__Directions__: Leave out the pictures; transcribe all else exactly.

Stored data
==================================================

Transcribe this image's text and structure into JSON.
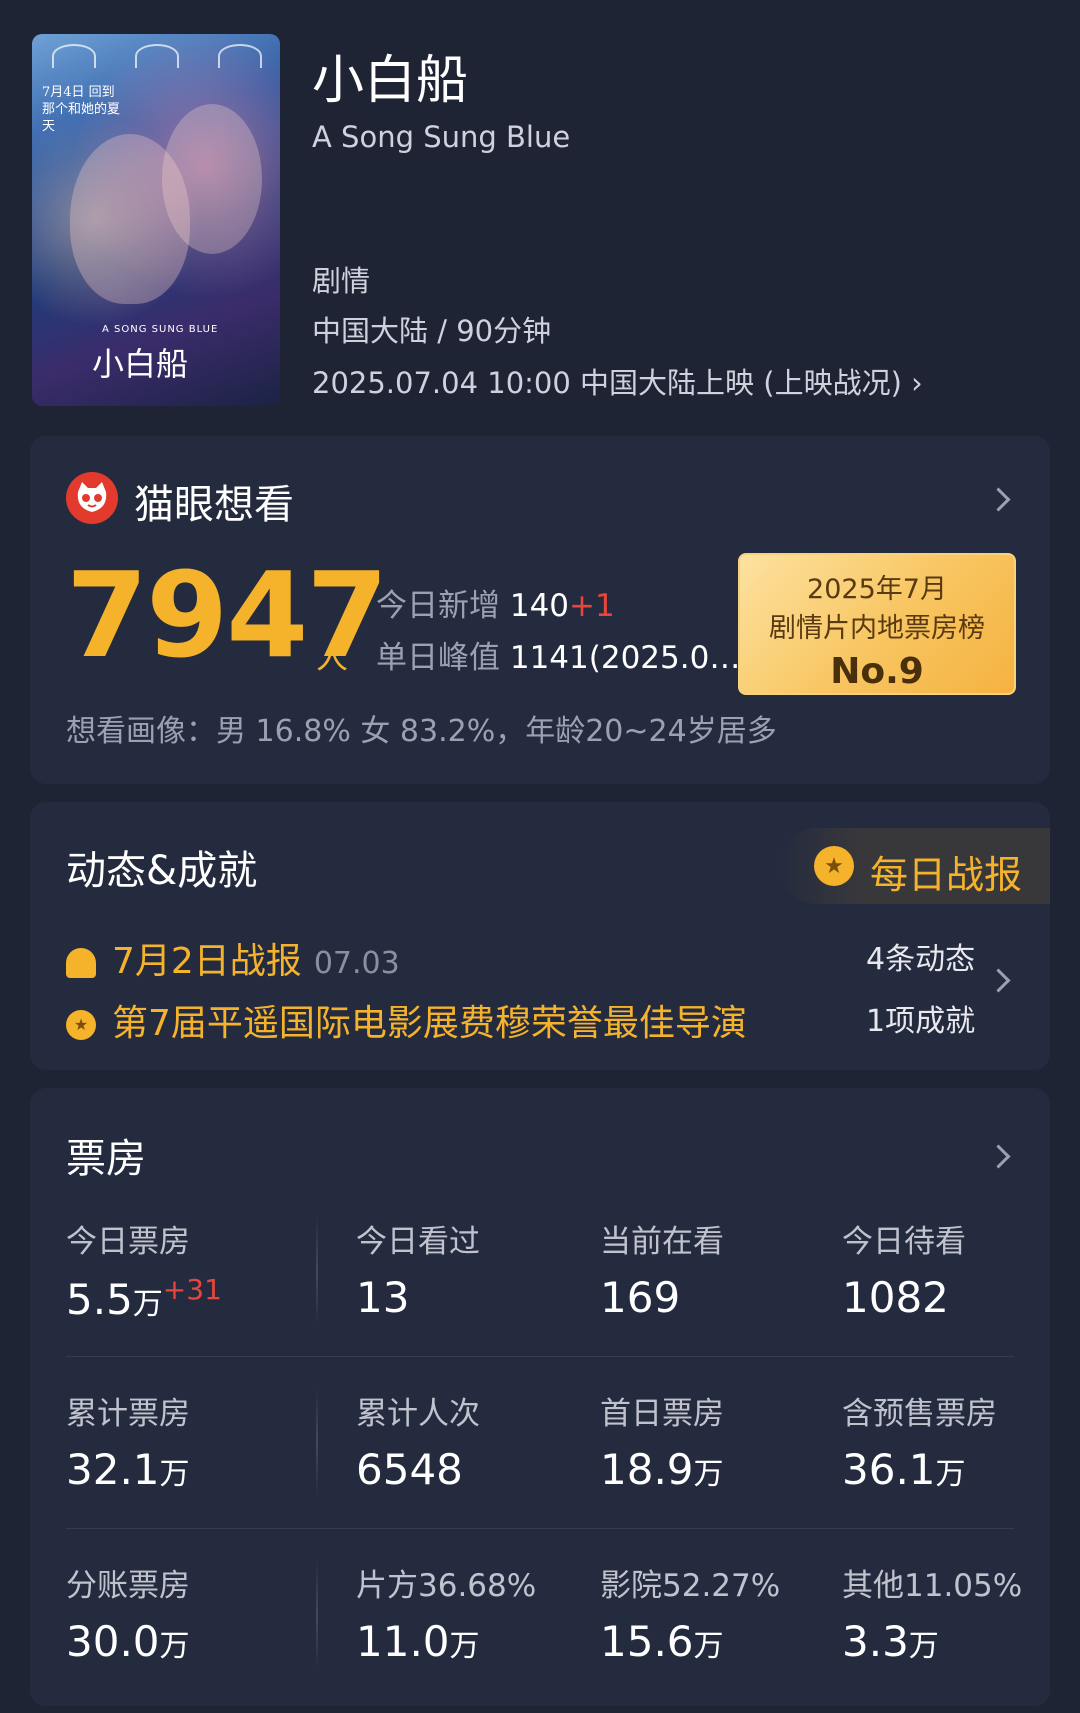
{
  "movie": {
    "title": "小白船",
    "subtitle": "A Song Sung Blue",
    "genre": "剧情",
    "region_duration": "中国大陆 / 90分钟",
    "release": "2025.07.04 10:00 中国大陆上映 (上映战况)",
    "poster": {
      "date_text": "7月4日 回到那个和她的夏天",
      "poster_title": "小白船",
      "poster_sub": "A SONG SUNG BLUE"
    }
  },
  "want": {
    "title": "猫眼想看",
    "number": "7947",
    "unit": "人",
    "today_label": "今日新增",
    "today_value": "140",
    "today_inc": "+1",
    "peak_label": "单日峰值",
    "peak_value": "1141(2025.0…",
    "portrait": "想看画像：男 16.8%  女 83.2%，年龄20~24岁居多",
    "rank_line1": "2025年7月",
    "rank_line2": "剧情片内地票房榜",
    "rank_line3": "No.9"
  },
  "news": {
    "title": "动态&成就",
    "daily_button": "每日战报",
    "item1_text": "7月2日战报",
    "item1_date": "07.03",
    "item2_text": "第7届平遥国际电影展费穆荣誉最佳导演",
    "count1": "4条动态",
    "count2": "1项成就"
  },
  "boxoffice": {
    "title": "票房",
    "rows": [
      [
        {
          "label": "今日票房",
          "value": "5.5",
          "unit": "万",
          "inc": "+31"
        },
        {
          "label": "今日看过",
          "value": "13",
          "unit": "",
          "inc": ""
        },
        {
          "label": "当前在看",
          "value": "169",
          "unit": "",
          "inc": ""
        },
        {
          "label": "今日待看",
          "value": "1082",
          "unit": "",
          "inc": ""
        }
      ],
      [
        {
          "label": "累计票房",
          "value": "32.1",
          "unit": "万",
          "inc": ""
        },
        {
          "label": "累计人次",
          "value": "6548",
          "unit": "",
          "inc": ""
        },
        {
          "label": "首日票房",
          "value": "18.9",
          "unit": "万",
          "inc": ""
        },
        {
          "label": "含预售票房",
          "value": "36.1",
          "unit": "万",
          "inc": ""
        }
      ],
      [
        {
          "label": "分账票房",
          "value": "30.0",
          "unit": "万",
          "inc": ""
        },
        {
          "label": "片方36.68%",
          "value": "11.0",
          "unit": "万",
          "inc": ""
        },
        {
          "label": "影院52.27%",
          "value": "15.6",
          "unit": "万",
          "inc": ""
        },
        {
          "label": "其他11.05%",
          "value": "3.3",
          "unit": "万",
          "inc": ""
        }
      ]
    ]
  },
  "colors": {
    "background": "#1f2435",
    "card": "#252b3e",
    "accent": "#f5b32c",
    "increase": "#e8463a"
  }
}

==================================================

__Result for this exercise__:
Transcribe this image's text and structure into JSON.
{
  "movie": {
    "title": "小白船",
    "subtitle": "A Song Sung Blue",
    "genre": "剧情",
    "region_duration": "中国大陆 / 90分钟",
    "release": "2025.07.04 10:00 中国大陆上映 (上映战况)",
    "poster": {
      "date_text": "7月4日 回到那个和她的夏天",
      "poster_title": "小白船",
      "poster_sub": "A SONG SUNG BLUE"
    }
  },
  "want": {
    "title": "猫眼想看",
    "number": "7947",
    "unit": "人",
    "today_label": "今日新增",
    "today_value": "140",
    "today_inc": "+1",
    "peak_label": "单日峰值",
    "peak_value": "1141(2025.0…",
    "portrait": "想看画像：男 16.8%  女 83.2%，年龄20~24岁居多",
    "rank_line1": "2025年7月",
    "rank_line2": "剧情片内地票房榜",
    "rank_line3": "No.9"
  },
  "news": {
    "title": "动态&成就",
    "daily_button": "每日战报",
    "item1_text": "7月2日战报",
    "item1_date": "07.03",
    "item2_text": "第7届平遥国际电影展费穆荣誉最佳导演",
    "count1": "4条动态",
    "count2": "1项成就"
  },
  "boxoffice": {
    "title": "票房",
    "rows": [
      [
        {
          "label": "今日票房",
          "value": "5.5",
          "unit": "万",
          "inc": "+31"
        },
        {
          "label": "今日看过",
          "value": "13",
          "unit": "",
          "inc": ""
        },
        {
          "label": "当前在看",
          "value": "169",
          "unit": "",
          "inc": ""
        },
        {
          "label": "今日待看",
          "value": "1082",
          "unit": "",
          "inc": ""
        }
      ],
      [
        {
          "label": "累计票房",
          "value": "32.1",
          "unit": "万",
          "inc": ""
        },
        {
          "label": "累计人次",
          "value": "6548",
          "unit": "",
          "inc": ""
        },
        {
          "label": "首日票房",
          "value": "18.9",
          "unit": "万",
          "inc": ""
        },
        {
          "label": "含预售票房",
          "value": "36.1",
          "unit": "万",
          "inc": ""
        }
      ],
      [
        {
          "label": "分账票房",
          "value": "30.0",
          "unit": "万",
          "inc": ""
        },
        {
          "label": "片方36.68%",
          "value": "11.0",
          "unit": "万",
          "inc": ""
        },
        {
          "label": "影院52.27%",
          "value": "15.6",
          "unit": "万",
          "inc": ""
        },
        {
          "label": "其他11.05%",
          "value": "3.3",
          "unit": "万",
          "inc": ""
        }
      ]
    ]
  },
  "colors": {
    "background": "#1f2435",
    "card": "#252b3e",
    "accent": "#f5b32c",
    "increase": "#e8463a"
  }
}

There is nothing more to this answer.